--- What the task requires ---
List all lines of the data containing the word "ylabel".

>> start Raw records

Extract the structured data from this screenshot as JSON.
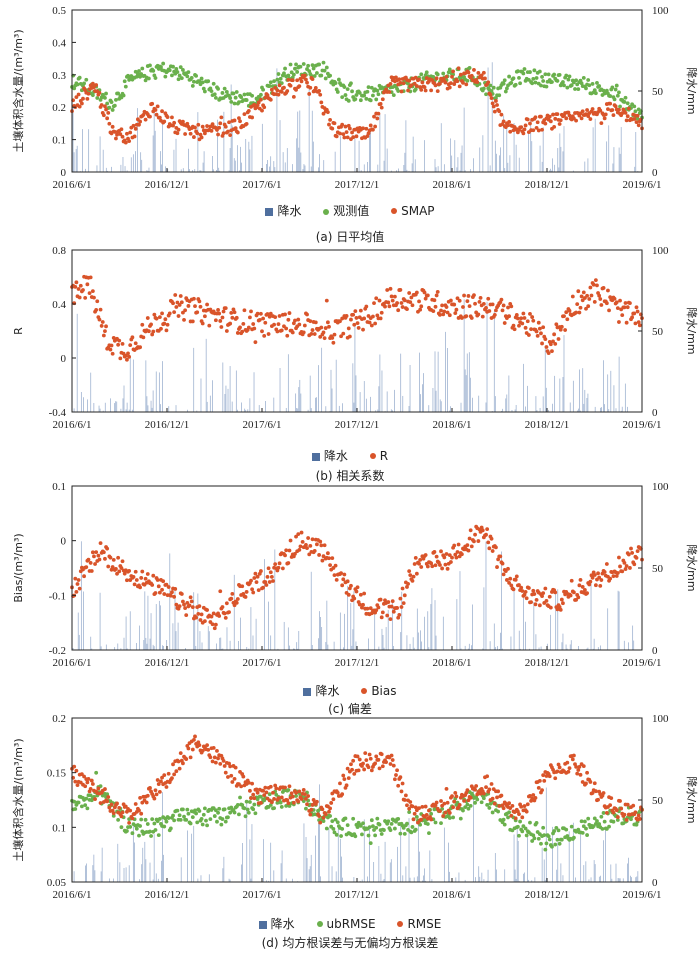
{
  "chart_data": [
    {
      "type": "scatter",
      "caption": "(a) 日平均值",
      "x": [
        "2016/6/1",
        "2016/12/1",
        "2017/6/1",
        "2017/12/1",
        "2018/6/1",
        "2018/12/1",
        "2019/6/1"
      ],
      "ylabel": "土壤体积含水量/(m³/m³)",
      "ylim": [
        0,
        0.5
      ],
      "yticks": [
        "0",
        "0.1",
        "0.2",
        "0.3",
        "0.4",
        "0.5"
      ],
      "y2label": "降水/mm",
      "y2lim": [
        0,
        100
      ],
      "y2ticks": [
        "0",
        "50",
        "100"
      ],
      "legend": [
        "降水",
        "观测值",
        "SMAP"
      ],
      "series": [
        {
          "name": "观测值",
          "color": "#6ab04c",
          "knots": [
            [
              0,
              0.28
            ],
            [
              0.03,
              0.26
            ],
            [
              0.07,
              0.21
            ],
            [
              0.1,
              0.28
            ],
            [
              0.15,
              0.32
            ],
            [
              0.2,
              0.3
            ],
            [
              0.26,
              0.24
            ],
            [
              0.32,
              0.22
            ],
            [
              0.38,
              0.31
            ],
            [
              0.44,
              0.32
            ],
            [
              0.48,
              0.24
            ],
            [
              0.53,
              0.24
            ],
            [
              0.58,
              0.26
            ],
            [
              0.63,
              0.29
            ],
            [
              0.7,
              0.3
            ],
            [
              0.74,
              0.24
            ],
            [
              0.79,
              0.3
            ],
            [
              0.85,
              0.28
            ],
            [
              0.9,
              0.27
            ],
            [
              0.95,
              0.24
            ],
            [
              1,
              0.17
            ]
          ]
        },
        {
          "name": "SMAP",
          "color": "#d9542a",
          "knots": [
            [
              0,
              0.2
            ],
            [
              0.04,
              0.27
            ],
            [
              0.07,
              0.12
            ],
            [
              0.1,
              0.11
            ],
            [
              0.14,
              0.2
            ],
            [
              0.18,
              0.14
            ],
            [
              0.23,
              0.12
            ],
            [
              0.29,
              0.14
            ],
            [
              0.34,
              0.22
            ],
            [
              0.38,
              0.27
            ],
            [
              0.42,
              0.28
            ],
            [
              0.46,
              0.13
            ],
            [
              0.52,
              0.11
            ],
            [
              0.56,
              0.27
            ],
            [
              0.64,
              0.27
            ],
            [
              0.72,
              0.3
            ],
            [
              0.76,
              0.13
            ],
            [
              0.82,
              0.15
            ],
            [
              0.9,
              0.17
            ],
            [
              0.96,
              0.2
            ],
            [
              1,
              0.14
            ]
          ]
        }
      ]
    },
    {
      "type": "scatter",
      "caption": "(b) 相关系数",
      "x": [
        "2016/6/1",
        "2016/12/1",
        "2017/6/1",
        "2017/12/1",
        "2018/6/1",
        "2018/12/1",
        "2019/6/1"
      ],
      "ylabel": "R",
      "ylim": [
        -0.4,
        0.8
      ],
      "yticks": [
        "-0.4",
        "0",
        "0.4",
        "0.8"
      ],
      "y2label": "降水/mm",
      "y2lim": [
        0,
        100
      ],
      "y2ticks": [
        "0",
        "50",
        "100"
      ],
      "legend": [
        "降水",
        "R"
      ],
      "series": [
        {
          "name": "R",
          "color": "#d9542a",
          "knots": [
            [
              0,
              0.45
            ],
            [
              0.03,
              0.55
            ],
            [
              0.06,
              0.15
            ],
            [
              0.09,
              0.05
            ],
            [
              0.13,
              0.2
            ],
            [
              0.18,
              0.38
            ],
            [
              0.22,
              0.35
            ],
            [
              0.28,
              0.28
            ],
            [
              0.34,
              0.25
            ],
            [
              0.4,
              0.25
            ],
            [
              0.46,
              0.2
            ],
            [
              0.52,
              0.3
            ],
            [
              0.56,
              0.45
            ],
            [
              0.62,
              0.42
            ],
            [
              0.68,
              0.38
            ],
            [
              0.74,
              0.38
            ],
            [
              0.8,
              0.25
            ],
            [
              0.84,
              0.1
            ],
            [
              0.88,
              0.4
            ],
            [
              0.92,
              0.5
            ],
            [
              0.96,
              0.35
            ],
            [
              1,
              0.28
            ]
          ]
        }
      ]
    },
    {
      "type": "scatter",
      "caption": "(c) 偏差",
      "x": [
        "2016/6/1",
        "2016/12/1",
        "2017/6/1",
        "2017/12/1",
        "2018/6/1",
        "2018/12/1",
        "2019/6/1"
      ],
      "ylabel": "Bias/(m³/m³)",
      "ylim": [
        -0.2,
        0.1
      ],
      "yticks": [
        "-0.2",
        "-0.1",
        "0",
        "0.1"
      ],
      "y2label": "降水/mm",
      "y2lim": [
        0,
        100
      ],
      "y2ticks": [
        "0",
        "50",
        "100"
      ],
      "legend": [
        "降水",
        "Bias"
      ],
      "series": [
        {
          "name": "Bias",
          "color": "#d9542a",
          "knots": [
            [
              0,
              -0.09
            ],
            [
              0.05,
              -0.02
            ],
            [
              0.1,
              -0.06
            ],
            [
              0.16,
              -0.09
            ],
            [
              0.2,
              -0.12
            ],
            [
              0.25,
              -0.15
            ],
            [
              0.3,
              -0.09
            ],
            [
              0.35,
              -0.06
            ],
            [
              0.4,
              0.0
            ],
            [
              0.44,
              -0.02
            ],
            [
              0.48,
              -0.08
            ],
            [
              0.52,
              -0.12
            ],
            [
              0.57,
              -0.13
            ],
            [
              0.6,
              -0.05
            ],
            [
              0.66,
              -0.03
            ],
            [
              0.72,
              0.02
            ],
            [
              0.76,
              -0.06
            ],
            [
              0.8,
              -0.1
            ],
            [
              0.86,
              -0.11
            ],
            [
              0.92,
              -0.07
            ],
            [
              1,
              -0.02
            ]
          ]
        }
      ]
    },
    {
      "type": "scatter",
      "caption": "(d) 均方根误差与无偏均方根误差",
      "x": [
        "2016/6/1",
        "2016/12/1",
        "2017/6/1",
        "2017/12/1",
        "2018/6/1",
        "2018/12/1",
        "2019/6/1"
      ],
      "ylabel": "土壤体积含水量/(m³/m³)",
      "ylim": [
        0.05,
        0.2
      ],
      "yticks": [
        "0.05",
        "0.1",
        "0.15",
        "0.2"
      ],
      "y2label": "降水/mm",
      "y2lim": [
        0,
        100
      ],
      "y2ticks": [
        "0",
        "50",
        "100"
      ],
      "legend": [
        "降水",
        "ubRMSE",
        "RMSE"
      ],
      "series": [
        {
          "name": "ubRMSE",
          "color": "#6ab04c",
          "knots": [
            [
              0,
              0.12
            ],
            [
              0.05,
              0.13
            ],
            [
              0.1,
              0.1
            ],
            [
              0.14,
              0.1
            ],
            [
              0.2,
              0.11
            ],
            [
              0.26,
              0.11
            ],
            [
              0.32,
              0.12
            ],
            [
              0.4,
              0.13
            ],
            [
              0.46,
              0.1
            ],
            [
              0.52,
              0.1
            ],
            [
              0.58,
              0.1
            ],
            [
              0.64,
              0.11
            ],
            [
              0.72,
              0.13
            ],
            [
              0.78,
              0.1
            ],
            [
              0.84,
              0.09
            ],
            [
              0.9,
              0.1
            ],
            [
              0.96,
              0.11
            ],
            [
              1,
              0.11
            ]
          ]
        },
        {
          "name": "RMSE",
          "color": "#d9542a",
          "knots": [
            [
              0,
              0.15
            ],
            [
              0.05,
              0.13
            ],
            [
              0.1,
              0.11
            ],
            [
              0.16,
              0.14
            ],
            [
              0.22,
              0.18
            ],
            [
              0.26,
              0.16
            ],
            [
              0.32,
              0.13
            ],
            [
              0.4,
              0.13
            ],
            [
              0.44,
              0.11
            ],
            [
              0.5,
              0.16
            ],
            [
              0.56,
              0.16
            ],
            [
              0.6,
              0.11
            ],
            [
              0.66,
              0.12
            ],
            [
              0.72,
              0.14
            ],
            [
              0.78,
              0.11
            ],
            [
              0.84,
              0.15
            ],
            [
              0.88,
              0.16
            ],
            [
              0.94,
              0.12
            ],
            [
              1,
              0.11
            ]
          ]
        }
      ]
    }
  ]
}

>> end Raw records

--- Answer to the problem ---
      "ylabel": "土壤体积含水量/(m³/m³)",
      "ylabel": "R",
      "ylabel": "Bias/(m³/m³)",
      "ylabel": "土壤体积含水量/(m³/m³)",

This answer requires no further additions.